Records from a data collection

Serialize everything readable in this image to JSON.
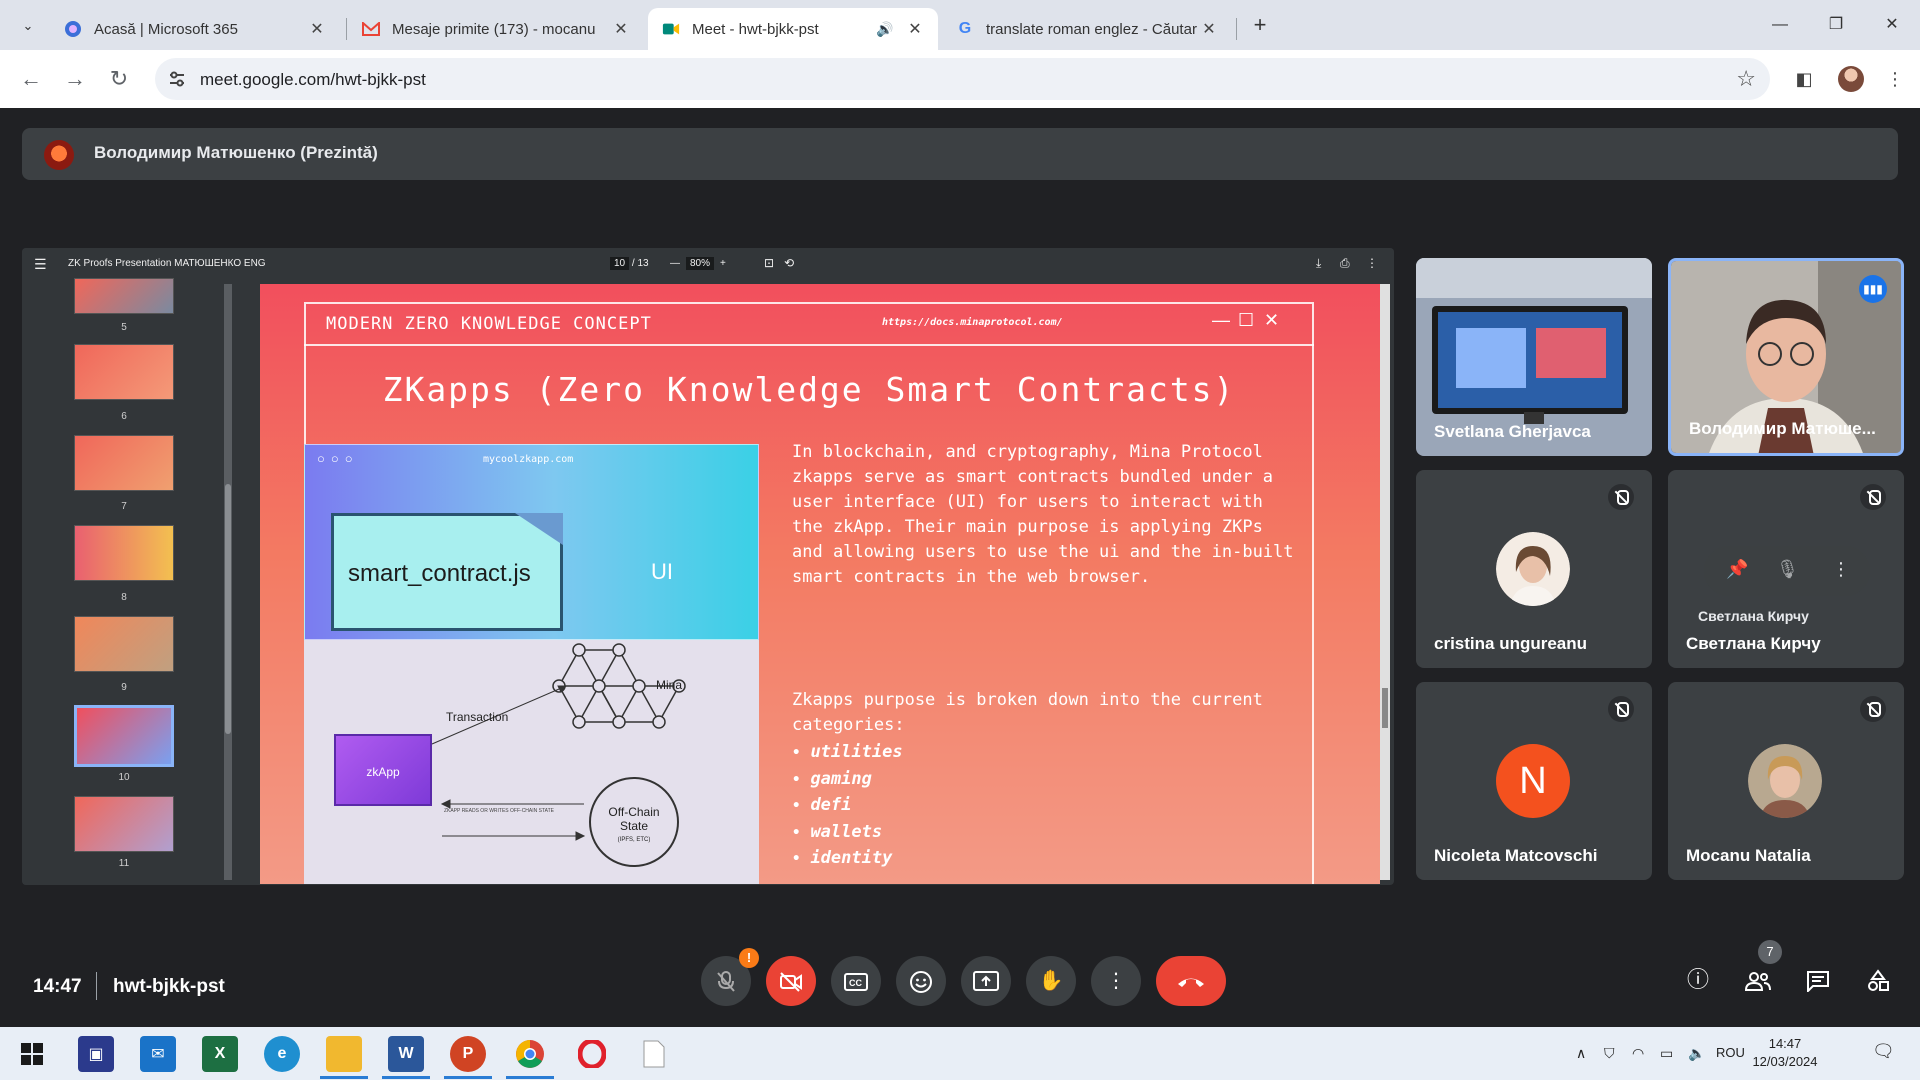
{
  "browser": {
    "tabs": [
      {
        "title": "Acasă | Microsoft 365",
        "active": false
      },
      {
        "title": "Mesaje primite (173) - mocanu",
        "active": false
      },
      {
        "title": "Meet - hwt-bjkk-pst",
        "active": true
      },
      {
        "title": "translate roman englez - Căutar",
        "active": false
      }
    ],
    "url": "meet.google.com/hwt-bjkk-pst"
  },
  "meet": {
    "presenter": "Володимир Матюшенко (Prezintă)",
    "clock": "14:47",
    "meeting_code": "hwt-bjkk-pst",
    "participant_count": "7"
  },
  "pdf": {
    "doc_title": "ZK Proofs Presentation МАТЮШЕНКО ENG",
    "page": "10",
    "page_total": "/ 13",
    "zoom": "80%",
    "thumbnails": [
      "5",
      "6",
      "7",
      "8",
      "9",
      "10",
      "11"
    ]
  },
  "slide": {
    "header": "MODERN ZERO KNOWLEDGE CONCEPT",
    "header_url": "https://docs.minaprotocol.com/",
    "title": "ZKapps (Zero Knowledge Smart Contracts)",
    "mock_url": "mycoolzkapp.com",
    "file_label": "smart_contract.js",
    "ui_label": "UI",
    "transaction": "Transaction",
    "mina": "Mina",
    "zkapp": "zkApp",
    "offchain_1": "Off-Chain",
    "offchain_2": "State",
    "offchain_3": "(IPFS, ETC)",
    "note": "ZKAPP READS OR WRITES OFF-CHAIN STATE",
    "paragraph": "In blockchain, and cryptography, Mina Protocol zkapps serve as smart contracts bundled under a user interface (UI) for users to interact with the zkApp. Their main purpose is applying ZKPs and allowing users to use the ui and the in-built smart contracts in the web browser.",
    "purpose": "Zkapps purpose is broken down into the current categories:",
    "categories": [
      "utilities",
      "gaming",
      "defi",
      "wallets",
      "identity"
    ]
  },
  "participants": [
    {
      "name": "Svetlana Gherjavca"
    },
    {
      "name": "Володимир Матюше..."
    },
    {
      "name": "cristina ungureanu"
    },
    {
      "name": "Светлана Кирчу",
      "hover_name": "Светлана Кирчу"
    },
    {
      "name": "Nicoleta Matcovschi",
      "initial": "N"
    },
    {
      "name": "Mocanu Natalia"
    }
  ],
  "taskbar": {
    "language": "ROU",
    "time": "14:47",
    "date": "12/03/2024"
  },
  "colors": {
    "meet_bg": "#202124",
    "tile_bg": "#3c4043",
    "end_call": "#ea4335",
    "active_speaker": "#8ab4f8"
  }
}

• Exercise details: Check each line of the entries above for the word "Володимир". List the ones that have it.

• Result for this task:
    "presenter": "Володимир Матюшенко (Prezintă)",
      "name": "Володимир Матюше..."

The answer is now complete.